start RECORDED DATA
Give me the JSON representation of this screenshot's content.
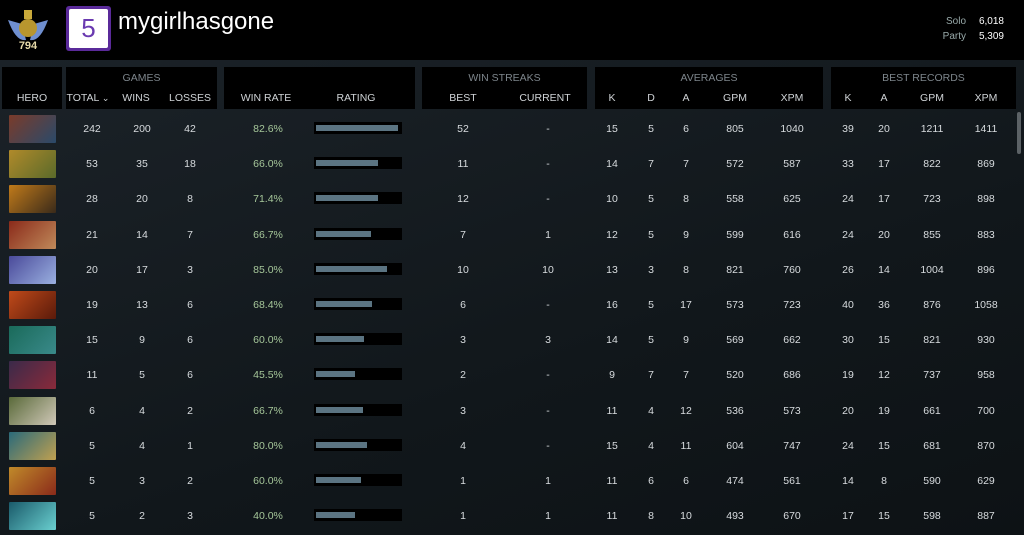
{
  "header": {
    "rank_number": "794",
    "player_name": "mygirlhasgone",
    "avatar_glyph": "5",
    "solo_label": "Solo",
    "solo_mmr": "6,018",
    "party_label": "Party",
    "party_mmr": "5,309"
  },
  "columns": {
    "hero": "HERO",
    "games": "GAMES",
    "total": "TOTAL",
    "sort_icon": "⌄",
    "wins": "WINS",
    "losses": "LOSSES",
    "win_rate": "WIN RATE",
    "rating": "RATING",
    "win_streaks": "WIN STREAKS",
    "best": "BEST",
    "current": "CURRENT",
    "averages": "AVERAGES",
    "k": "K",
    "d": "D",
    "a": "A",
    "gpm": "GPM",
    "xpm": "XPM",
    "best_records": "BEST RECORDS",
    "bk": "K",
    "ba": "A",
    "bgpm": "GPM",
    "bxpm": "XPM"
  },
  "rows": [
    {
      "total": "242",
      "wins": "200",
      "losses": "42",
      "win_rate": "82.6%",
      "rating": 0.98,
      "best": "52",
      "current": "-",
      "k": "15",
      "d": "5",
      "a": "6",
      "gpm": "805",
      "xpm": "1040",
      "bk": "39",
      "ba": "20",
      "bgpm": "1211",
      "bxpm": "1411",
      "c1": "#7a3b2a",
      "c2": "#2a4a6a"
    },
    {
      "total": "53",
      "wins": "35",
      "losses": "18",
      "win_rate": "66.0%",
      "rating": 0.74,
      "best": "11",
      "current": "-",
      "k": "14",
      "d": "7",
      "a": "7",
      "gpm": "572",
      "xpm": "587",
      "bk": "33",
      "ba": "17",
      "bgpm": "822",
      "bxpm": "869",
      "c1": "#b08a2a",
      "c2": "#5a6a2a"
    },
    {
      "total": "28",
      "wins": "20",
      "losses": "8",
      "win_rate": "71.4%",
      "rating": 0.74,
      "best": "12",
      "current": "-",
      "k": "10",
      "d": "5",
      "a": "8",
      "gpm": "558",
      "xpm": "625",
      "bk": "24",
      "ba": "17",
      "bgpm": "723",
      "bxpm": "898",
      "c1": "#c07a1a",
      "c2": "#3a2a1a"
    },
    {
      "total": "21",
      "wins": "14",
      "losses": "7",
      "win_rate": "66.7%",
      "rating": 0.65,
      "best": "7",
      "current": "1",
      "k": "12",
      "d": "5",
      "a": "9",
      "gpm": "599",
      "xpm": "616",
      "bk": "24",
      "ba": "20",
      "bgpm": "855",
      "bxpm": "883",
      "c1": "#8a2a1a",
      "c2": "#c08a5a"
    },
    {
      "total": "20",
      "wins": "17",
      "losses": "3",
      "win_rate": "85.0%",
      "rating": 0.84,
      "best": "10",
      "current": "10",
      "k": "13",
      "d": "3",
      "a": "8",
      "gpm": "821",
      "xpm": "760",
      "bk": "26",
      "ba": "14",
      "bgpm": "1004",
      "bxpm": "896",
      "c1": "#4a4a9a",
      "c2": "#9ab0e0"
    },
    {
      "total": "19",
      "wins": "13",
      "losses": "6",
      "win_rate": "68.4%",
      "rating": 0.67,
      "best": "6",
      "current": "-",
      "k": "16",
      "d": "5",
      "a": "17",
      "gpm": "573",
      "xpm": "723",
      "bk": "40",
      "ba": "36",
      "bgpm": "876",
      "bxpm": "1058",
      "c1": "#c04a1a",
      "c2": "#5a1a0a"
    },
    {
      "total": "15",
      "wins": "9",
      "losses": "6",
      "win_rate": "60.0%",
      "rating": 0.57,
      "best": "3",
      "current": "3",
      "k": "14",
      "d": "5",
      "a": "9",
      "gpm": "569",
      "xpm": "662",
      "bk": "30",
      "ba": "15",
      "bgpm": "821",
      "bxpm": "930",
      "c1": "#1a6a5a",
      "c2": "#3a8a8a"
    },
    {
      "total": "11",
      "wins": "5",
      "losses": "6",
      "win_rate": "45.5%",
      "rating": 0.47,
      "best": "2",
      "current": "-",
      "k": "9",
      "d": "7",
      "a": "7",
      "gpm": "520",
      "xpm": "686",
      "bk": "19",
      "ba": "12",
      "bgpm": "737",
      "bxpm": "958",
      "c1": "#3a2a4a",
      "c2": "#8a2a3a"
    },
    {
      "total": "6",
      "wins": "4",
      "losses": "2",
      "win_rate": "66.7%",
      "rating": 0.56,
      "best": "3",
      "current": "-",
      "k": "11",
      "d": "4",
      "a": "12",
      "gpm": "536",
      "xpm": "573",
      "bk": "20",
      "ba": "19",
      "bgpm": "661",
      "bxpm": "700",
      "c1": "#5a6a3a",
      "c2": "#d0c8b8"
    },
    {
      "total": "5",
      "wins": "4",
      "losses": "1",
      "win_rate": "80.0%",
      "rating": 0.61,
      "best": "4",
      "current": "-",
      "k": "15",
      "d": "4",
      "a": "11",
      "gpm": "604",
      "xpm": "747",
      "bk": "24",
      "ba": "15",
      "bgpm": "681",
      "bxpm": "870",
      "c1": "#2a6a7a",
      "c2": "#c0a050"
    },
    {
      "total": "5",
      "wins": "3",
      "losses": "2",
      "win_rate": "60.0%",
      "rating": 0.53,
      "best": "1",
      "current": "1",
      "k": "11",
      "d": "6",
      "a": "6",
      "gpm": "474",
      "xpm": "561",
      "bk": "14",
      "ba": "8",
      "bgpm": "590",
      "bxpm": "629",
      "c1": "#c08a2a",
      "c2": "#8a2a1a"
    },
    {
      "total": "5",
      "wins": "2",
      "losses": "3",
      "win_rate": "40.0%",
      "rating": 0.46,
      "best": "1",
      "current": "1",
      "k": "11",
      "d": "8",
      "a": "10",
      "gpm": "493",
      "xpm": "670",
      "bk": "17",
      "ba": "15",
      "bgpm": "598",
      "bxpm": "887",
      "c1": "#1a5a6a",
      "c2": "#6ad0d0"
    }
  ]
}
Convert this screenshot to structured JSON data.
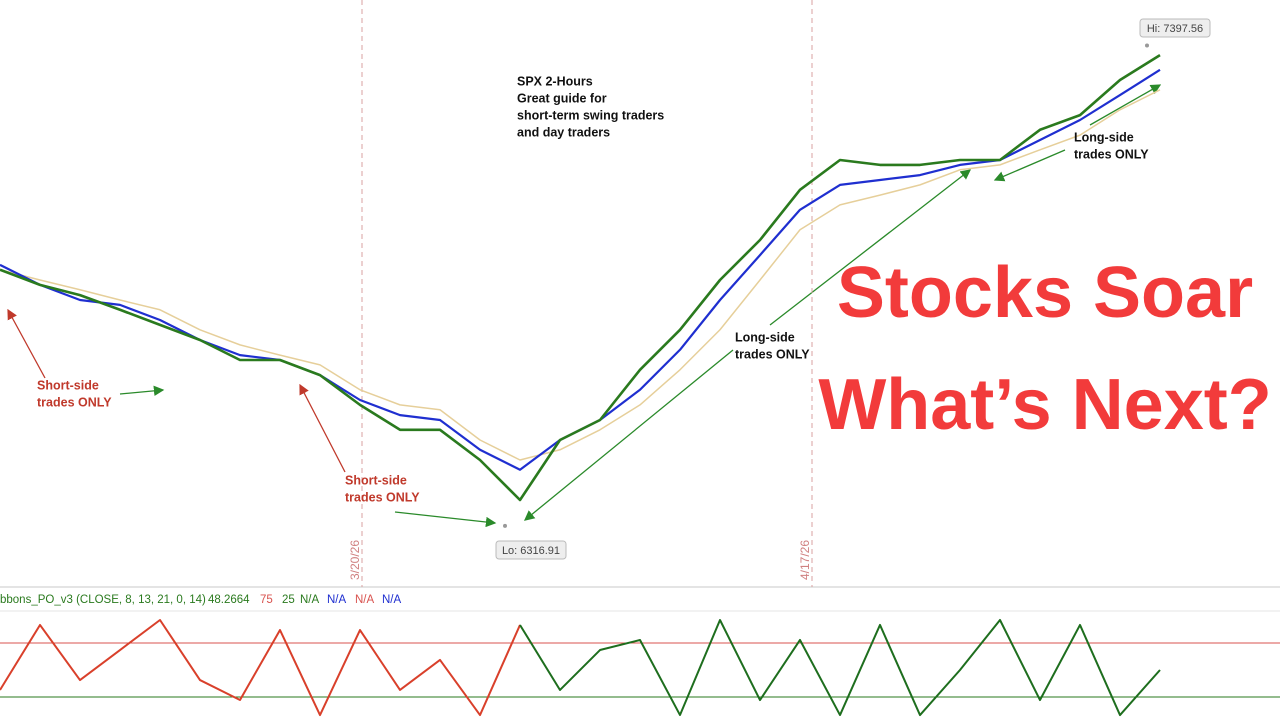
{
  "chart_data": {
    "type": "line",
    "xlim": [
      0,
      32
    ],
    "xticks": [
      {
        "value": 9.05,
        "label": "3/20/26"
      },
      {
        "value": 20.3,
        "label": "4/17/26"
      }
    ],
    "ylim": [
      6183.75,
      7500
    ],
    "x": [
      0,
      1,
      2,
      3,
      4,
      5,
      6,
      7,
      8,
      9,
      10,
      11,
      12,
      13,
      14,
      15,
      16,
      17,
      18,
      19,
      20,
      21,
      22,
      23,
      24,
      25,
      26,
      27,
      28,
      29
    ],
    "series": [
      {
        "color": "#e6cf9a",
        "values": [
          6893,
          6870,
          6848,
          6825,
          6803,
          6758,
          6724,
          6701,
          6679,
          6623,
          6589,
          6578,
          6510,
          6465,
          6488,
          6533,
          6589,
          6668,
          6758,
          6870,
          6983,
          7039,
          7061,
          7084,
          7118,
          7129,
          7163,
          7196,
          7253,
          7298
        ]
      },
      {
        "color": "#1f2fd0",
        "values": [
          6904,
          6859,
          6825,
          6814,
          6780,
          6735,
          6701,
          6690,
          6656,
          6600,
          6566,
          6555,
          6488,
          6443,
          6510,
          6555,
          6623,
          6713,
          6825,
          6926,
          7028,
          7084,
          7095,
          7106,
          7129,
          7140,
          7185,
          7230,
          7286,
          7343
        ]
      },
      {
        "color": "#2a7a1e",
        "values": [
          6893,
          6859,
          6836,
          6803,
          6769,
          6735,
          6690,
          6690,
          6656,
          6589,
          6533,
          6533,
          6465,
          6375,
          6510,
          6555,
          6668,
          6758,
          6870,
          6960,
          7073,
          7140,
          7129,
          7129,
          7140,
          7140,
          7208,
          7241,
          7320,
          7376
        ]
      }
    ],
    "hi": {
      "value": 7397.56,
      "label": "Hi: 7397.56"
    },
    "lo": {
      "value": 6316.91,
      "label": "Lo: 6316.91"
    },
    "annotations": [
      {
        "lines": [
          "SPX 2-Hours",
          "Great guide for",
          "short-term swing traders",
          "and day traders"
        ]
      },
      {
        "lines": [
          "Short-side",
          "trades ONLY"
        ]
      },
      {
        "lines": [
          "Short-side",
          "trades ONLY"
        ]
      },
      {
        "lines": [
          "Long-side",
          "trades ONLY"
        ]
      },
      {
        "lines": [
          "Long-side",
          "trades ONLY"
        ]
      }
    ],
    "headline": [
      "Stocks Soar",
      "What’s Next?"
    ],
    "oscillator": {
      "title": "bbons_PO_v3 (CLOSE, 8, 13, 21, 0, 14)",
      "last_value": 48.2664,
      "levels": [
        75,
        25
      ],
      "level_colors": [
        "#d9534f",
        "#2a7a1e"
      ],
      "na": [
        "N/A",
        "N/A",
        "N/A",
        "N/A"
      ],
      "ylim": [
        0,
        100
      ],
      "series": [
        {
          "color": "#d9402b",
          "values": [
            31.5,
            91.7,
            40.7,
            68.5,
            96.3,
            40.7,
            22.2,
            87,
            8.3,
            87,
            31.5,
            59.3,
            8.3,
            91.7,
            null,
            null,
            null,
            null,
            null,
            null,
            null,
            null,
            null,
            null,
            null,
            null,
            null,
            null,
            null,
            null
          ]
        },
        {
          "color": "#1e6e1e",
          "values": [
            null,
            null,
            null,
            null,
            null,
            null,
            null,
            null,
            null,
            null,
            null,
            null,
            null,
            91.7,
            31.5,
            68.5,
            77.8,
            8.3,
            96.3,
            22.2,
            77.8,
            8.3,
            91.7,
            8.3,
            50,
            96.3,
            22.2,
            91.7,
            8.3,
            50
          ]
        }
      ]
    }
  }
}
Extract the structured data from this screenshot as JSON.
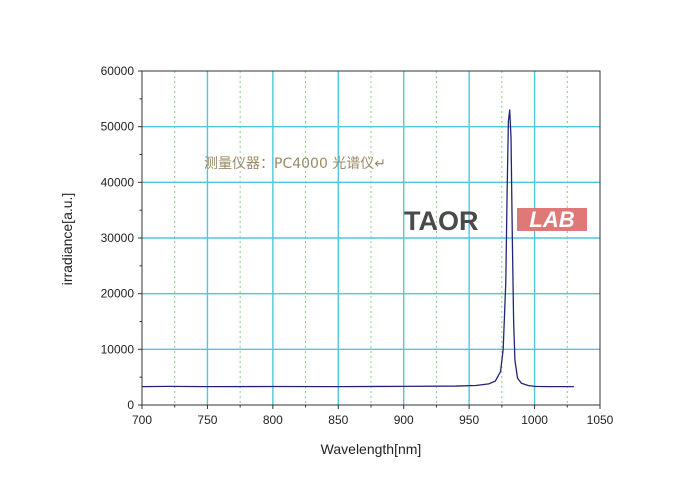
{
  "chart_data": {
    "type": "line",
    "title": "",
    "xlabel": "Wavelength[nm]",
    "ylabel": "irradiance[a.u.]",
    "xlim": [
      700,
      1050
    ],
    "ylim": [
      0,
      60000
    ],
    "x_ticks": [
      700,
      750,
      800,
      850,
      900,
      950,
      1000,
      1050
    ],
    "y_ticks": [
      0,
      10000,
      20000,
      30000,
      40000,
      50000,
      60000
    ],
    "grid": true,
    "annotation": "测量仪器：PC4000 光谱仪↵",
    "watermark": "TAORLAB",
    "series": [
      {
        "color": "#23237a",
        "x": [
          700,
          720,
          750,
          800,
          850,
          900,
          940,
          955,
          965,
          970,
          974,
          976,
          978,
          979,
          980,
          981,
          982,
          983,
          984,
          985,
          987,
          990,
          995,
          1000,
          1010,
          1020,
          1030
        ],
        "y": [
          3300,
          3350,
          3300,
          3320,
          3300,
          3350,
          3400,
          3500,
          3800,
          4300,
          6000,
          10000,
          22000,
          38000,
          51000,
          53000,
          48000,
          30000,
          15000,
          8000,
          4800,
          3900,
          3500,
          3350,
          3300,
          3300,
          3300
        ]
      }
    ]
  }
}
end RECORDED DATA
TO BE DONE — Count how many lines above contain the word "title". Reply with the number alone.

PROBLEM SOLUTION — 2